> **Listing**

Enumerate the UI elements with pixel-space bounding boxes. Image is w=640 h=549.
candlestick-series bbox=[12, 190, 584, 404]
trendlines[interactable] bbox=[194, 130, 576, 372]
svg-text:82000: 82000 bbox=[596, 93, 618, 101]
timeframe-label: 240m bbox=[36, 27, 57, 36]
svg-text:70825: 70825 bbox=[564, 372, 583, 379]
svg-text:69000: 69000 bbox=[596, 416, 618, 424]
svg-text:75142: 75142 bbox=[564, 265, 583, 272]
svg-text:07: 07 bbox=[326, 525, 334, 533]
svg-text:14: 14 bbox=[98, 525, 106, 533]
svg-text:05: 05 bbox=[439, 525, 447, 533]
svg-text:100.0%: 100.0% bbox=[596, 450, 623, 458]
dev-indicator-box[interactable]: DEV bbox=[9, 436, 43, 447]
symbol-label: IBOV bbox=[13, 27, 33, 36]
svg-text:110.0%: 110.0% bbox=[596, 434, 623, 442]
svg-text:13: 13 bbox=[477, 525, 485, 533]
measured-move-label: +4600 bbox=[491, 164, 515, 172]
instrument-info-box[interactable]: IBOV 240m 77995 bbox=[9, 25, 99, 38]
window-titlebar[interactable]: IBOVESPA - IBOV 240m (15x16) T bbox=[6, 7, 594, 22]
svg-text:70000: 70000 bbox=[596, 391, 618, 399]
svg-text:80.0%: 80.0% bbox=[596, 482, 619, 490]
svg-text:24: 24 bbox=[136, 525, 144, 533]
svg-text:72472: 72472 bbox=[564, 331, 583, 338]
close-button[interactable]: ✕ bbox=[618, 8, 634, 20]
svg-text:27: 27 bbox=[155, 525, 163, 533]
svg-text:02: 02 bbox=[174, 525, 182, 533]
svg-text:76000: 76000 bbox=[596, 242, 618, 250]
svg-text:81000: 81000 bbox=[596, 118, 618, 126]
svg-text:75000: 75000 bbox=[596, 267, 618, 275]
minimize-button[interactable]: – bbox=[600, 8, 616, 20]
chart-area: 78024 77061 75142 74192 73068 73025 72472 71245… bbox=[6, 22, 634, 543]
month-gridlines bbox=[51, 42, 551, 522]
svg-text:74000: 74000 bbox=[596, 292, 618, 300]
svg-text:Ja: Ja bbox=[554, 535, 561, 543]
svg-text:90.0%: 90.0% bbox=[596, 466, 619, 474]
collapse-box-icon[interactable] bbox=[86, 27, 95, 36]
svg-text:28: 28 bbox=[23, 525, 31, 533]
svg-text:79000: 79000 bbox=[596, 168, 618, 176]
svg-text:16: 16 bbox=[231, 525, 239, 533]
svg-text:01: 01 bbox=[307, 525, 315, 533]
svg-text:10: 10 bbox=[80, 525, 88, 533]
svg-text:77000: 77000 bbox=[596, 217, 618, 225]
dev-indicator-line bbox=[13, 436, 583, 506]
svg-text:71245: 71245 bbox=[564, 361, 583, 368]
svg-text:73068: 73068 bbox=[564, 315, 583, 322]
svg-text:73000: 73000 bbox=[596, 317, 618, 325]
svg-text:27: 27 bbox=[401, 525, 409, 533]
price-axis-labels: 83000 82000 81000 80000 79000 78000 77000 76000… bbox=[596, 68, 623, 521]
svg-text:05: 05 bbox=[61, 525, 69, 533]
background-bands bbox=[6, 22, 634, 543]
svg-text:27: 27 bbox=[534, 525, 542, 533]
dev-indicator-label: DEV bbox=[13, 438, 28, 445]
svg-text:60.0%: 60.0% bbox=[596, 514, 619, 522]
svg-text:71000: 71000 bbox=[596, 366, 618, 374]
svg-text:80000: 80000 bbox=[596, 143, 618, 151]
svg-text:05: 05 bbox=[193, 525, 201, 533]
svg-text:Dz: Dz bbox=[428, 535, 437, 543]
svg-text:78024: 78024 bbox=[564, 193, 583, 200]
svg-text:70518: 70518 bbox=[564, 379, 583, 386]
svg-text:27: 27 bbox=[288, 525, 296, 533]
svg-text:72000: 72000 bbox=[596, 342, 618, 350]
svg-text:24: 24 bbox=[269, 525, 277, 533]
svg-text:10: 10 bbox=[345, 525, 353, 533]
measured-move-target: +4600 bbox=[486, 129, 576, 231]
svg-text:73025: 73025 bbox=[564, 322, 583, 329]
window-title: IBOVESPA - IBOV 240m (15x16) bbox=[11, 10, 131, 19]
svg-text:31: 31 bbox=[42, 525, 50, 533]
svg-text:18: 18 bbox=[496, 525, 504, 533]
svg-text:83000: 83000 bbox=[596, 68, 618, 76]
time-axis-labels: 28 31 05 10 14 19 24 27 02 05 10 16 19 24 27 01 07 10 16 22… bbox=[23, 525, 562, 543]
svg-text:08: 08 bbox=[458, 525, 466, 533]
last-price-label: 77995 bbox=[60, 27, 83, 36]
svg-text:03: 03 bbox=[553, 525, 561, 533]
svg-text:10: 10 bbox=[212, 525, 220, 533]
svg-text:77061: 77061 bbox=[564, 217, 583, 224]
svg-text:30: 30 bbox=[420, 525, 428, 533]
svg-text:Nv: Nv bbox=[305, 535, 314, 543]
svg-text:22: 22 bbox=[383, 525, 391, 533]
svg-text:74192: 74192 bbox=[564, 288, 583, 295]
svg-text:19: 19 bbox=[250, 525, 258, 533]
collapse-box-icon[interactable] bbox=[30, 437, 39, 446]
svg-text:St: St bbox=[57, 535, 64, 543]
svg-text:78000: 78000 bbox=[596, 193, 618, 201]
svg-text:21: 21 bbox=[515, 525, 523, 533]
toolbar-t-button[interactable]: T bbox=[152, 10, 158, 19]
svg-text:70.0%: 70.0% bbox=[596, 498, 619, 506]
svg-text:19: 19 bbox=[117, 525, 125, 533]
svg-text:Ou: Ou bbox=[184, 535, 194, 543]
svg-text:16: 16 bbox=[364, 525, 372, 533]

> **Given task**
Count the lines in the items above that contain the word "axis", and state only that number.

> **Exercise response**
2